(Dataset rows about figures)
******************************
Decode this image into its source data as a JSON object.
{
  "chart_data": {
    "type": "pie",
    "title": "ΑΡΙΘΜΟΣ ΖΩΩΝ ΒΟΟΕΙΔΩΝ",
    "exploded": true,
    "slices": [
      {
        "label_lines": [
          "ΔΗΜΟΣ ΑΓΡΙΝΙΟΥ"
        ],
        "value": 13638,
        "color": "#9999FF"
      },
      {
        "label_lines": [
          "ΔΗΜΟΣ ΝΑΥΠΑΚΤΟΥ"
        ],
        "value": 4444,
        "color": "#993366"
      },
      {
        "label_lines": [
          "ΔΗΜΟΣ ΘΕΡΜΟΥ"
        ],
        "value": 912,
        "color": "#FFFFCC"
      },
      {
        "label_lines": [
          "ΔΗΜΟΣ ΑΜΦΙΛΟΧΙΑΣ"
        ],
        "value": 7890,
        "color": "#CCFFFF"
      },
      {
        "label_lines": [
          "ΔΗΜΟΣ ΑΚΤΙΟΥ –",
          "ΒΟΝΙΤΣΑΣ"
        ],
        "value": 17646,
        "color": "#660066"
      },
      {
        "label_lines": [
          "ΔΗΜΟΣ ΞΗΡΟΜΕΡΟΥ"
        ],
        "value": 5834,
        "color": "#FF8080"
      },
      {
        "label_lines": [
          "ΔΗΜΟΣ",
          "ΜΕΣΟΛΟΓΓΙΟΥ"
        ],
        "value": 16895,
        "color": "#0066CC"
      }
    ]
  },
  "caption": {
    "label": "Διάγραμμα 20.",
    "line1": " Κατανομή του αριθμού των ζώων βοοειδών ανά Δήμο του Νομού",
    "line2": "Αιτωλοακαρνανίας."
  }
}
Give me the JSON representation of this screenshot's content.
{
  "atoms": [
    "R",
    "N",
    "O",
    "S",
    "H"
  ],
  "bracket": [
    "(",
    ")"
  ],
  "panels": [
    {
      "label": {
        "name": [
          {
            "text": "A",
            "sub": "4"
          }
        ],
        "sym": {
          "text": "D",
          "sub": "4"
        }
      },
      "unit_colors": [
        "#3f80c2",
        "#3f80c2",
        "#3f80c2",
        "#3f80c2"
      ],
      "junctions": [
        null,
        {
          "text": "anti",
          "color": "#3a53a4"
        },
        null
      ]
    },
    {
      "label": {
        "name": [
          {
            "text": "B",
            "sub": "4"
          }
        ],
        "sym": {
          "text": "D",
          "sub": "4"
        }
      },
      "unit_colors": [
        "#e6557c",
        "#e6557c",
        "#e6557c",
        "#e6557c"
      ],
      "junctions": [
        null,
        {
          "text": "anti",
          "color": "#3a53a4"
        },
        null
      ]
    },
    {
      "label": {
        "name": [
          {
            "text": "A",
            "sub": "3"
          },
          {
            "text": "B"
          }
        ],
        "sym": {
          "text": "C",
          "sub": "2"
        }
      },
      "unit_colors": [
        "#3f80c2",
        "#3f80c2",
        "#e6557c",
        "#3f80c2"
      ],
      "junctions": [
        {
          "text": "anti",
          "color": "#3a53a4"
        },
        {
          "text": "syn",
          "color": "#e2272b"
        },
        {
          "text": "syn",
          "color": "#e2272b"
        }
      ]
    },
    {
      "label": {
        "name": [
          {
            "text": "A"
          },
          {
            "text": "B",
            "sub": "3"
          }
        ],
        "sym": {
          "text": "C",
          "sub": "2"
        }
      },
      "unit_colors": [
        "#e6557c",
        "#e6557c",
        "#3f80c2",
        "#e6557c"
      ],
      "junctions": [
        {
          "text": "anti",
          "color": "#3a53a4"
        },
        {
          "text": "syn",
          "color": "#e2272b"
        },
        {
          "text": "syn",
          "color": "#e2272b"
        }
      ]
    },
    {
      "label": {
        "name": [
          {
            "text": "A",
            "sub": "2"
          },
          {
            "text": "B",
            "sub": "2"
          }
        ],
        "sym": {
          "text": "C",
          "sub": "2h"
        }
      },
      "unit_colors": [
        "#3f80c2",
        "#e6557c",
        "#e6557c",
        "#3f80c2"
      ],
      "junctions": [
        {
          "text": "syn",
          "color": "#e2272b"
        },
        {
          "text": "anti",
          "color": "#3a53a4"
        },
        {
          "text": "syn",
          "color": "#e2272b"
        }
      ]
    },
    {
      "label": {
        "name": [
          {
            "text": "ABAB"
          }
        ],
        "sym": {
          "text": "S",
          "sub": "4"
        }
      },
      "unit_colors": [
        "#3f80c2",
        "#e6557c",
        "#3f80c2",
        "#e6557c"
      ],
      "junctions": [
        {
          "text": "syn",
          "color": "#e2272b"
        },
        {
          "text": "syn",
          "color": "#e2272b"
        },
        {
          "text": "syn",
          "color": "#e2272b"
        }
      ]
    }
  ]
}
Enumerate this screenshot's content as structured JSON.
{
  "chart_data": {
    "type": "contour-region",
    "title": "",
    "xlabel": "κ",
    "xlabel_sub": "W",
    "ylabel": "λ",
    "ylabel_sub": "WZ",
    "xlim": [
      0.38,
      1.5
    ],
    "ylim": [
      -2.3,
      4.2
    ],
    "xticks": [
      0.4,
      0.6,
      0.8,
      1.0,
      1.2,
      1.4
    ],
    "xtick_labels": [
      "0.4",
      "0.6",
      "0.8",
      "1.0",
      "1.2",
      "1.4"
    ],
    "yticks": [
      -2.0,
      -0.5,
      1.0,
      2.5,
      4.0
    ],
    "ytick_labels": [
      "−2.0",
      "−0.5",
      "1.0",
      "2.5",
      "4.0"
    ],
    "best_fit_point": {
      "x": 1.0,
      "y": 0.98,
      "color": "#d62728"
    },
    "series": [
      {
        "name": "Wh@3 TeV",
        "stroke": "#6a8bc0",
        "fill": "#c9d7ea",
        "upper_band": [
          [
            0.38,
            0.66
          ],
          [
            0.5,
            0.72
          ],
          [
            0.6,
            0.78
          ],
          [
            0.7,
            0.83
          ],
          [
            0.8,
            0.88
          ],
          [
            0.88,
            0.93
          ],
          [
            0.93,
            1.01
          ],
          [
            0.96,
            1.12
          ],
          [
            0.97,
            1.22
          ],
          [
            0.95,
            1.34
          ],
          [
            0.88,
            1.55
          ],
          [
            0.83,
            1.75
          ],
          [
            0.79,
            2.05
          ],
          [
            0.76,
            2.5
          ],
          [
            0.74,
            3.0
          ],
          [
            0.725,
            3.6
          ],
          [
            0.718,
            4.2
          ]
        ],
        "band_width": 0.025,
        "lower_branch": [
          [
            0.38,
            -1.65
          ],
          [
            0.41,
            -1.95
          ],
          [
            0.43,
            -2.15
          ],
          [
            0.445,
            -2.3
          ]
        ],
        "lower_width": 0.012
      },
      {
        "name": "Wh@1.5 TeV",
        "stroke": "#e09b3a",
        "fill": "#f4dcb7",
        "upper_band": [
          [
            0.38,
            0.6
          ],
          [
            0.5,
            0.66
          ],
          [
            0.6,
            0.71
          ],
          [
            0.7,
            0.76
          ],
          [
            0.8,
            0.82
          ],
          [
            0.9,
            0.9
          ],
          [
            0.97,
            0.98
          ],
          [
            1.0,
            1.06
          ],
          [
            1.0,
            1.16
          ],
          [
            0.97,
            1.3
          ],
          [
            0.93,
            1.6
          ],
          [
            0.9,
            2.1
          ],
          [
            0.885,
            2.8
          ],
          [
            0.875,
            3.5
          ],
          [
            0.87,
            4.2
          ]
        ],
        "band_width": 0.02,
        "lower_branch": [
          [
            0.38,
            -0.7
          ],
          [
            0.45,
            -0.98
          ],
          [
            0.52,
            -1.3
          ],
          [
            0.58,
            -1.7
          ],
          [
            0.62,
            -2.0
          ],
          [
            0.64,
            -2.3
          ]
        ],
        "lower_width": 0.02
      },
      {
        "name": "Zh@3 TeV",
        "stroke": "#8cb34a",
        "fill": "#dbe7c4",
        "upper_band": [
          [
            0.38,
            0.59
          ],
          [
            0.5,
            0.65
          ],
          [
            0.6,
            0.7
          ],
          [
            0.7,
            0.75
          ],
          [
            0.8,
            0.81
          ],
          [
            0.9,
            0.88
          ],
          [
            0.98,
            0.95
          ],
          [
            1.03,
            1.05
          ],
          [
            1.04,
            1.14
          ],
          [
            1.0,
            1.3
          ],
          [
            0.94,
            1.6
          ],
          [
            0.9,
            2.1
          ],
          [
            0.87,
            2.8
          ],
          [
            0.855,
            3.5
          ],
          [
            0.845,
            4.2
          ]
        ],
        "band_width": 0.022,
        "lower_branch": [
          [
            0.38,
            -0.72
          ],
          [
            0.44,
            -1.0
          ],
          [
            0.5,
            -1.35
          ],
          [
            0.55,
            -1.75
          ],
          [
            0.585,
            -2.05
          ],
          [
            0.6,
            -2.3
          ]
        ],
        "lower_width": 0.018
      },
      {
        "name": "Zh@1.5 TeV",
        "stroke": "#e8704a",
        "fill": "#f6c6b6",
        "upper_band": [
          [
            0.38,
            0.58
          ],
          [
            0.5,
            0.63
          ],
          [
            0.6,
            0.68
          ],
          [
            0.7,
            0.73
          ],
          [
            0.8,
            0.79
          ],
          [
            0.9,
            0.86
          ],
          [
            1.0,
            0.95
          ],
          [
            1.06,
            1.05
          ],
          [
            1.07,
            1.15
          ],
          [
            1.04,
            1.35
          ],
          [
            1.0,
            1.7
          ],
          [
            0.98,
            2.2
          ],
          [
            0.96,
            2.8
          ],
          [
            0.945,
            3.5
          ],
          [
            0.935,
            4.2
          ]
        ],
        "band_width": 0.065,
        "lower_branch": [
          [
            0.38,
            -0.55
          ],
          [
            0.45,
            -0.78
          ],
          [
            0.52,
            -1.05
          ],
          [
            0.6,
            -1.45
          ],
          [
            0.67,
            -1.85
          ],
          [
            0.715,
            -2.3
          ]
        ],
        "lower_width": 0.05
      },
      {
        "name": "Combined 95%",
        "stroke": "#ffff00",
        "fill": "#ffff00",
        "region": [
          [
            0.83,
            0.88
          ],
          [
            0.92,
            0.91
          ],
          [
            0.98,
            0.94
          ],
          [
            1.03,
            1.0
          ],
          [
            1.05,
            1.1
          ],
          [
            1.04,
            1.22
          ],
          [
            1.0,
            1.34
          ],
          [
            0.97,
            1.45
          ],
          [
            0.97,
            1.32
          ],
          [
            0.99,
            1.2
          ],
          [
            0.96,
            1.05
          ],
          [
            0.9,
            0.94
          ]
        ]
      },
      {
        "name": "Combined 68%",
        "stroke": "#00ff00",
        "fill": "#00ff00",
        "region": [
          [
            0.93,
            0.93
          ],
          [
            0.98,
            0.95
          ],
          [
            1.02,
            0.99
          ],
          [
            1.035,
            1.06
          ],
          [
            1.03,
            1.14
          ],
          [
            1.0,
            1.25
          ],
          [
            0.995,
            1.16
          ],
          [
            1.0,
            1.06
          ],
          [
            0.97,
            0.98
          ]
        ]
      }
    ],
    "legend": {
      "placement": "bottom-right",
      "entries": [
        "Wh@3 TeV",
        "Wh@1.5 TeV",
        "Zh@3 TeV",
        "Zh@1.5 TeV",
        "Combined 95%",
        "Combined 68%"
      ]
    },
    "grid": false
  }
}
******************************
▸ **What you will do**
Copy out every line from the records that has the word "content".

▸ **The output**
Give me the JSON representation of this screenshot's content.
Enumerate this screenshot's content as structured JSON.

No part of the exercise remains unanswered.